ENTRIES SHOWN:
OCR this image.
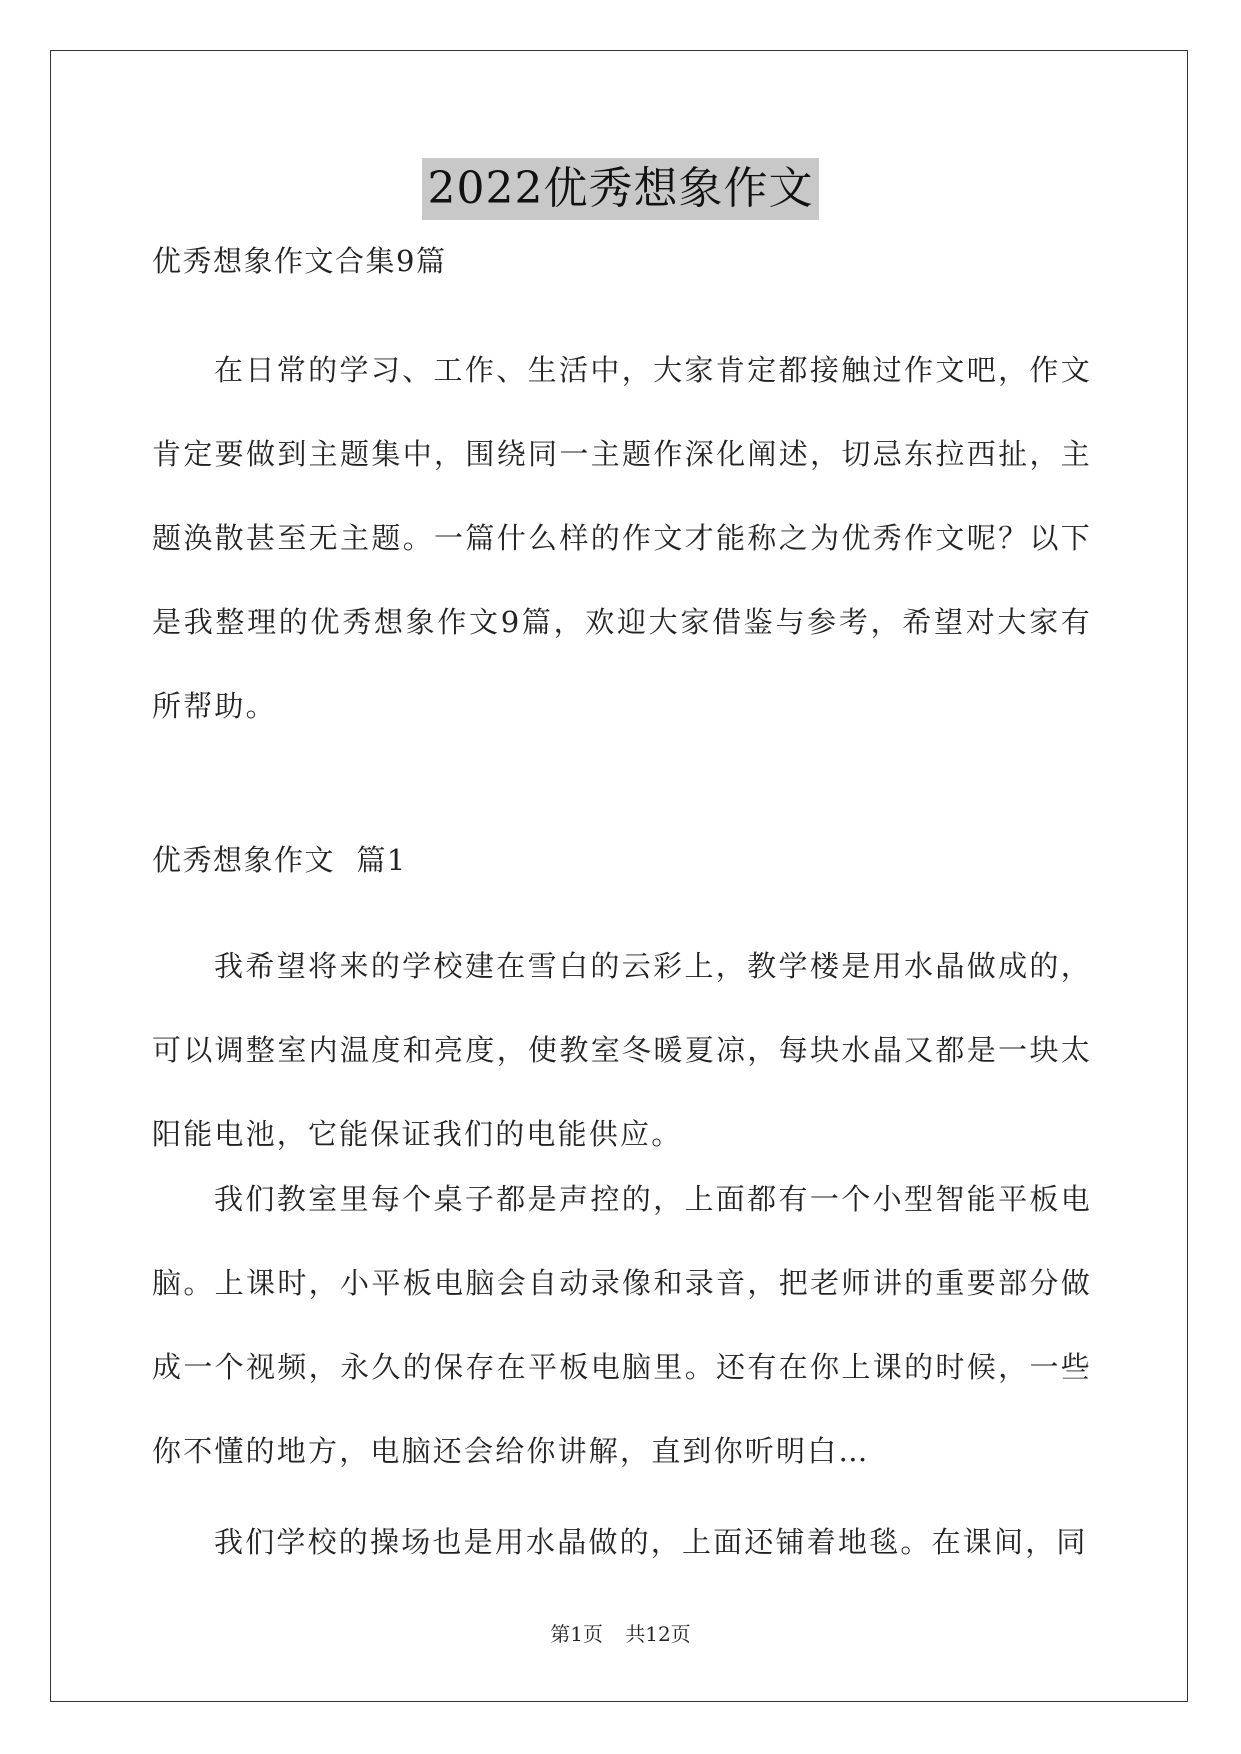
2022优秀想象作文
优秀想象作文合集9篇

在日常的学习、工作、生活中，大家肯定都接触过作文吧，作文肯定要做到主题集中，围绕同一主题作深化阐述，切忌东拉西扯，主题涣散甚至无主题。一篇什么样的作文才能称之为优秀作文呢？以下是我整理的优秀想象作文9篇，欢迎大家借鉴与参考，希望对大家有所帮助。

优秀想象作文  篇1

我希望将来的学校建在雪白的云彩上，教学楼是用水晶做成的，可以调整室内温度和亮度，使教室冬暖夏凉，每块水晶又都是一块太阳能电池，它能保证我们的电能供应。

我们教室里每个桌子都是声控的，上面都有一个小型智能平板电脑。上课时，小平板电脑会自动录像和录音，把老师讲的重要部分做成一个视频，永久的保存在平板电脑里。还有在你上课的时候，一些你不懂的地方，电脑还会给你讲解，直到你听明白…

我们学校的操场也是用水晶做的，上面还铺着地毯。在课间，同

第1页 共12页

GOAL:
Give the data again exactly as written, with all pictures left out.

ANSWER TO THIS EXERCISE:
OCR this image.
2022优秀想象作文
优秀想象作文合集9篇

在日常的学习、工作、生活中，大家肯定都接触过作文吧，作文肯定要做到主题集中，围绕同一主题作深化阐述，切忌东拉西扯，主题涣散甚至无主题。一篇什么样的作文才能称之为优秀作文呢？以下是我整理的优秀想象作文9篇，欢迎大家借鉴与参考，希望对大家有所帮助。

优秀想象作文  篇1

我希望将来的学校建在雪白的云彩上，教学楼是用水晶做成的，可以调整室内温度和亮度，使教室冬暖夏凉，每块水晶又都是一块太阳能电池，它能保证我们的电能供应。

我们教室里每个桌子都是声控的，上面都有一个小型智能平板电脑。上课时，小平板电脑会自动录像和录音，把老师讲的重要部分做成一个视频，永久的保存在平板电脑里。还有在你上课的时候，一些你不懂的地方，电脑还会给你讲解，直到你听明白…

我们学校的操场也是用水晶做的，上面还铺着地毯。在课间，同

第1页 共12页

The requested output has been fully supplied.